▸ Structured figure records
# # # # #
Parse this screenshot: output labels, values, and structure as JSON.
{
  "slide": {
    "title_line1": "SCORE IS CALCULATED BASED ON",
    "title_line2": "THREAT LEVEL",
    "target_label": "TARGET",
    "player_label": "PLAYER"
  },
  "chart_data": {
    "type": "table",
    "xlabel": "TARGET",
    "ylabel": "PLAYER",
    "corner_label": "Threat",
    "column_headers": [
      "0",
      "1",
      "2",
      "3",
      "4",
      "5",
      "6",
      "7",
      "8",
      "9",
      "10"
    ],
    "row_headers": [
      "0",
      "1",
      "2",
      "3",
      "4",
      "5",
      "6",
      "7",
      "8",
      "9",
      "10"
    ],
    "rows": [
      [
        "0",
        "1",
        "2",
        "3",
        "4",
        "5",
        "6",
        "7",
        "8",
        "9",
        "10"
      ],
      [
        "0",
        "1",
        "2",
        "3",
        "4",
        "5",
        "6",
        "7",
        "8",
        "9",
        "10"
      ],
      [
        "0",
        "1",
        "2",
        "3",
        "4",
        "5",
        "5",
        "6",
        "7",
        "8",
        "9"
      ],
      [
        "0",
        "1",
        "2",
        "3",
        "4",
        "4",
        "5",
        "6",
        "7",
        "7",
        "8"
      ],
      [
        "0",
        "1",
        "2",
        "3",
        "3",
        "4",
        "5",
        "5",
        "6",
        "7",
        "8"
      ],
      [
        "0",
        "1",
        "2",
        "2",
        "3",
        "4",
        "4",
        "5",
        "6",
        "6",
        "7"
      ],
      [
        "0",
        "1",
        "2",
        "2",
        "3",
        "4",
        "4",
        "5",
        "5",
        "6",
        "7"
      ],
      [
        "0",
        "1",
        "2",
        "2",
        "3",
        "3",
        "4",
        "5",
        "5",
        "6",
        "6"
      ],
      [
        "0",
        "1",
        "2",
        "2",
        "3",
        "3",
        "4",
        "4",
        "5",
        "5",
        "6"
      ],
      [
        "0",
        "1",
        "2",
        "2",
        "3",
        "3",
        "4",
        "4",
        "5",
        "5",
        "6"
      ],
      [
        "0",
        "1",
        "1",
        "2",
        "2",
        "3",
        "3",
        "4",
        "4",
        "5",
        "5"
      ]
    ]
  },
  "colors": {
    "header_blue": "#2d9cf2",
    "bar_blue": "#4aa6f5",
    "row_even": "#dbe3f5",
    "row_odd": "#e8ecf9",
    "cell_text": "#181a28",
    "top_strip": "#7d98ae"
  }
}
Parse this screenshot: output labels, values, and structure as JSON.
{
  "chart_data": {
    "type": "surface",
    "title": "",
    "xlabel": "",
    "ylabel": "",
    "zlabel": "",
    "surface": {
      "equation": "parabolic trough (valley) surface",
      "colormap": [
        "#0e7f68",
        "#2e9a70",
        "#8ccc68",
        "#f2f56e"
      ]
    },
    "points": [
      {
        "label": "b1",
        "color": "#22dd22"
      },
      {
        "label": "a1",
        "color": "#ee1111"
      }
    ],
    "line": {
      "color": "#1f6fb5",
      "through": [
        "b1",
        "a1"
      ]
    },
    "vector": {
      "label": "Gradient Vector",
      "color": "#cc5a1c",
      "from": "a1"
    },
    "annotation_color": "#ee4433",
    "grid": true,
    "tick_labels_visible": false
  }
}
# # # # #
▸ STATED TASK
Tally the lines of the listing that include "surface". Reply with nothing but the count.

▸ SOLUTION BELOW
3